Work to do:
[A] In the passage on packaging bcachefs-tools, what version of udev was the dependency relaxed to so it could build in Debian?
[B] From the passage on packaging bcachefs-tools, set down the text word for word, starting at "Fast-forwarding towards the" and ending at "Rust in Debian.".
[C] Render this sentence from the passage on packaging bcachefs-tools in French: "I got some help from the Rust team who says that the common practice is to relax the dependencies of Rust software so that it builds in Debian."

Document passage:

----------------

Fast-forwarding towards the end of 2023, version 1.2 shipped with some utilities written in Rust, this caused a little delay, since I wasn’t at all familiar with Rust packaging yet, so I shipped an update that didn’t yet include those utilities, and saw this as an opportunity to learn more about how the Rust eco-system worked and Rust in Debian.

So, back in April the Rust dependencies for bcachefs-tools in Debian didn’t at all match the build requirements. I got some help from the Rust team who says that the common practice is to relax the dependencies of Rust software so that it builds in Debian. So errno, which needed the exact version 0.2, was relaxed so that it could build with version 0.4 in Debian, udev 0.7 was relaxed for 0.8 in Debian, memoffset from 0.8.5 to 0.6.5, paste from 1.0.11 to 1.08 and bindgen from 0.69.9 to 0.66.

I found this a bit disturbing, but it seems that some Rust people have lots of confidence that if something builds, it will run fine. And at least it did build, and the resulting binaries did work, although I’m personally still not very comfortable or confident about this approach (perhaps that might change as I learn more about Rust).

With that in mind, at this point you may wonder how any distribution could sanely package this. The problem is that they can’t. Fedora and other distributions with stable releases take a similar approach to what we’ve done in Debian, while distributions with much more relaxed policies (like Arch) include all the dependencies as they are vendored upstream.

----------------

[Coordinate annotation records]
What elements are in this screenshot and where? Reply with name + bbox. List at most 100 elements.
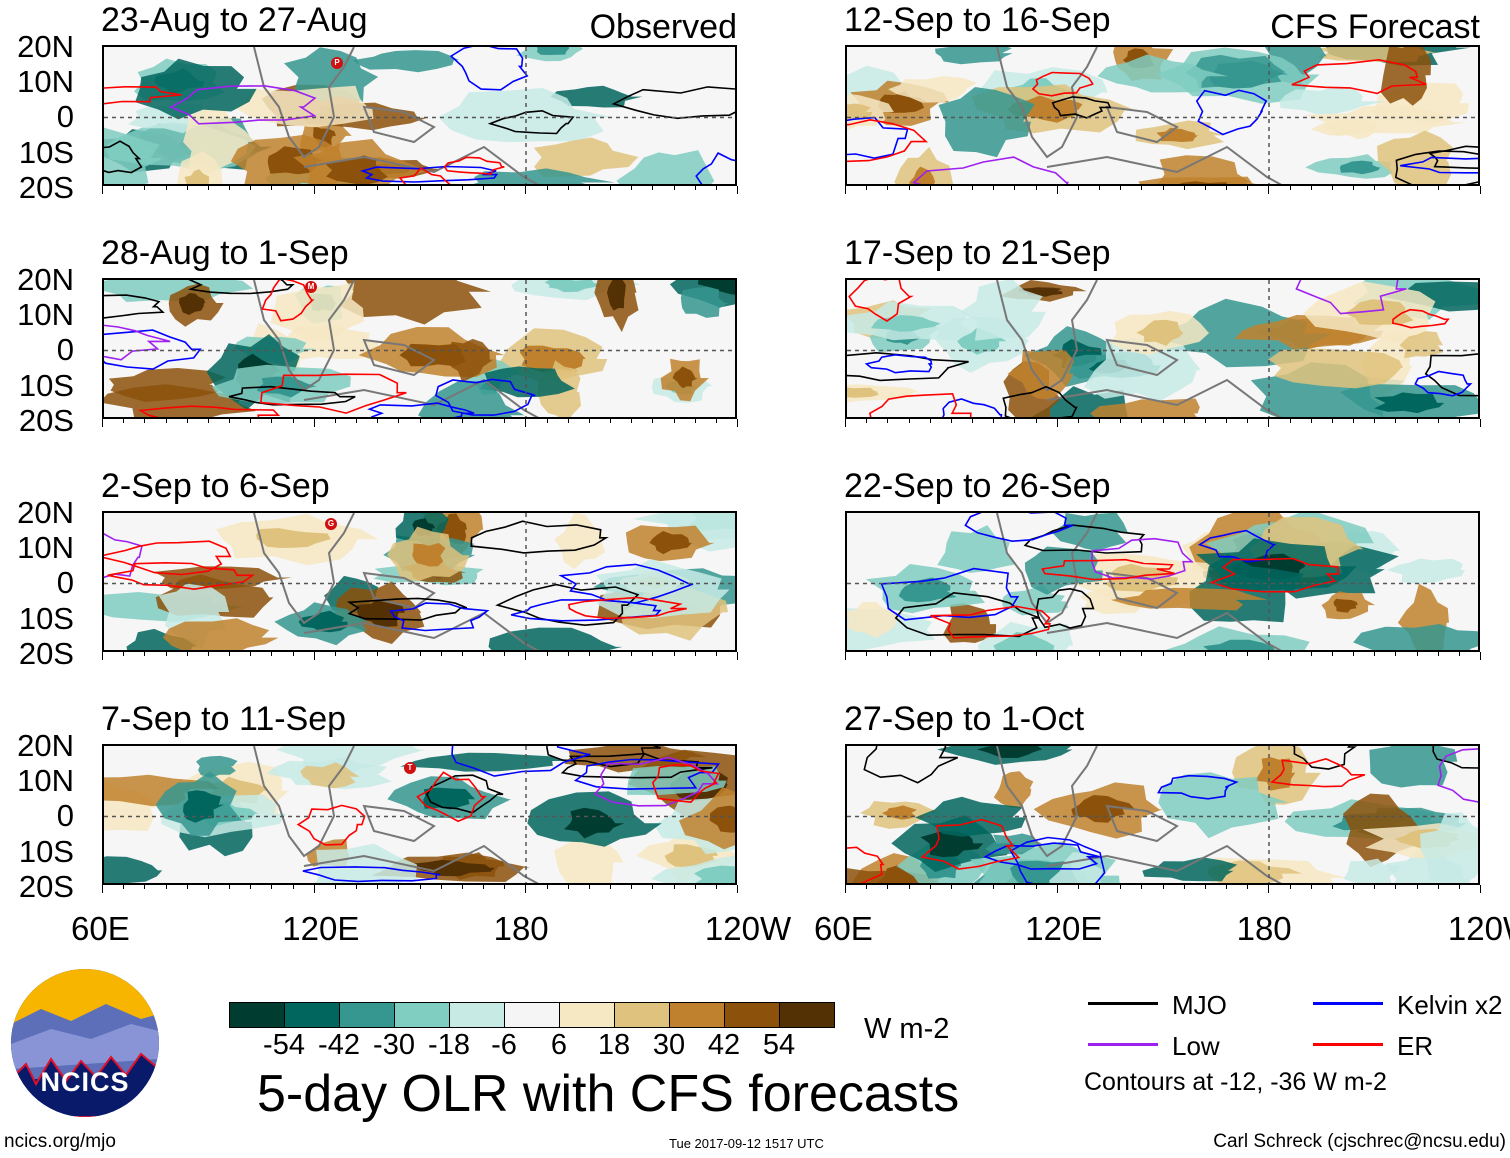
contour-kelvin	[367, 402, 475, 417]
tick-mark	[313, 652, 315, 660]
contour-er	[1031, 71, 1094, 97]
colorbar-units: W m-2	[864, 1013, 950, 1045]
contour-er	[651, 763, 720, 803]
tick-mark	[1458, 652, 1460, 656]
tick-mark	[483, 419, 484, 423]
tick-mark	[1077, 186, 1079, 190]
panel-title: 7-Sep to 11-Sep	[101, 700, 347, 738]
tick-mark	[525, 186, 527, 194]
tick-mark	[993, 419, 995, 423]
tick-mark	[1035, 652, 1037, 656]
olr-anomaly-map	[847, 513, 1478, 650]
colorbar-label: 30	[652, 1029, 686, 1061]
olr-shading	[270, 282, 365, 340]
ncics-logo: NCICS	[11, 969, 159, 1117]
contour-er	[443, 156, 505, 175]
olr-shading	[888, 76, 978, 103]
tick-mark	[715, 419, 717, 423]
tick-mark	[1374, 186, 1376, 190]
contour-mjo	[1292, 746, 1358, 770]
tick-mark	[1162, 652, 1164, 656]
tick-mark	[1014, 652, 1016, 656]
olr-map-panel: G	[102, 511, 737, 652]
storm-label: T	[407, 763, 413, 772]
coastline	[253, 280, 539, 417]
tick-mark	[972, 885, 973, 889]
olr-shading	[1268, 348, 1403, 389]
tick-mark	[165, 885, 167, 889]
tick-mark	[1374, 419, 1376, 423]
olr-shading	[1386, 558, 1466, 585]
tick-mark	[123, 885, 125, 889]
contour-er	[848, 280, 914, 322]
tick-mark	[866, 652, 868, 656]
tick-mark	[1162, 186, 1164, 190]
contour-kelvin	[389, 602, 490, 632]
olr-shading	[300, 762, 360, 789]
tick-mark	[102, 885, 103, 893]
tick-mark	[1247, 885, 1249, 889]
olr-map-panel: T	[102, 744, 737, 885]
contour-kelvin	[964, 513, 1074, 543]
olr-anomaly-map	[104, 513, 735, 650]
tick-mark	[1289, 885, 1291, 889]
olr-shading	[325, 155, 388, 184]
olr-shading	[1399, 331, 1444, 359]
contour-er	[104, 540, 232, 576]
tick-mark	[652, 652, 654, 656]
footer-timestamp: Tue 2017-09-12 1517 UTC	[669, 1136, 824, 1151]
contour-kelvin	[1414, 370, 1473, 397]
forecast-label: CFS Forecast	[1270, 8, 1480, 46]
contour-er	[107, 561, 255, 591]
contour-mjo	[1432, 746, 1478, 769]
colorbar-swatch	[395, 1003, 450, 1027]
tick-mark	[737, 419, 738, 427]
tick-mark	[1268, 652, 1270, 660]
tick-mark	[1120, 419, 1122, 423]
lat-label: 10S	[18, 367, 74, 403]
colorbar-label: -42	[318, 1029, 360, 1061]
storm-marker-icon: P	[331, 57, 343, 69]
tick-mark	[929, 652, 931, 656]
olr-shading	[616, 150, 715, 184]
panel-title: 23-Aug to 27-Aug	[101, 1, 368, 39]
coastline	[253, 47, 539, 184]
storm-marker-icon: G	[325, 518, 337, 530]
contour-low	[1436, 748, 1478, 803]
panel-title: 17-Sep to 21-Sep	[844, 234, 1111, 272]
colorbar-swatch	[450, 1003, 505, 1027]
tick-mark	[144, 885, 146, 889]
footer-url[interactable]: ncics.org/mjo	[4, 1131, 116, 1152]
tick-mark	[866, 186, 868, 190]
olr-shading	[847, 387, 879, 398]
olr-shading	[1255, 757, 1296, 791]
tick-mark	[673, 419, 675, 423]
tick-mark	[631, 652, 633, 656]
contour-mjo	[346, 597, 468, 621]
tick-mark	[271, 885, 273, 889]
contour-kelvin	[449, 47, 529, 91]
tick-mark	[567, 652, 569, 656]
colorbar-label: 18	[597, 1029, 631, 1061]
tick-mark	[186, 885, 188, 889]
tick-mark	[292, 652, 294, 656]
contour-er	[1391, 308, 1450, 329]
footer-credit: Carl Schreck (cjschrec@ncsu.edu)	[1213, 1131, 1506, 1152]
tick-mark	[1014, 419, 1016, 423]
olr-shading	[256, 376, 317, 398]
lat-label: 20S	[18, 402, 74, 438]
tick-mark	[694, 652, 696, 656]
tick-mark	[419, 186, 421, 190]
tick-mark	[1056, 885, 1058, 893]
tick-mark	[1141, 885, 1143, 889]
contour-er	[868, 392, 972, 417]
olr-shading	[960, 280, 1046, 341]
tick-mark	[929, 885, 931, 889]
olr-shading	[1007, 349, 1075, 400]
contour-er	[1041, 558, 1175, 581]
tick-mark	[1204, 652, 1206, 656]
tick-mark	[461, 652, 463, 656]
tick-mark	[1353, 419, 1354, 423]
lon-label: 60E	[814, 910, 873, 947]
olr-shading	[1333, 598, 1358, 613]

----------------

Expected outputs:
[A] Version 0.8.

[B]
Fast-forwarding towards the end of 2023, version 1.2 shipped with some utilities written in Rust, this caused a little delay, since I wasn’t at all familiar with Rust packaging yet, so I shipped an update that didn’t yet include those utilities, and saw this as an opportunity to learn more about how the Rust eco-system worked and Rust in Debian.

[C] J’ai reçu de l’aide de l’équipe Rust, qui dit que la pratique courante consiste à assouplir les dépendances des logiciels Rust pour qu’ils se construisent dans Debian.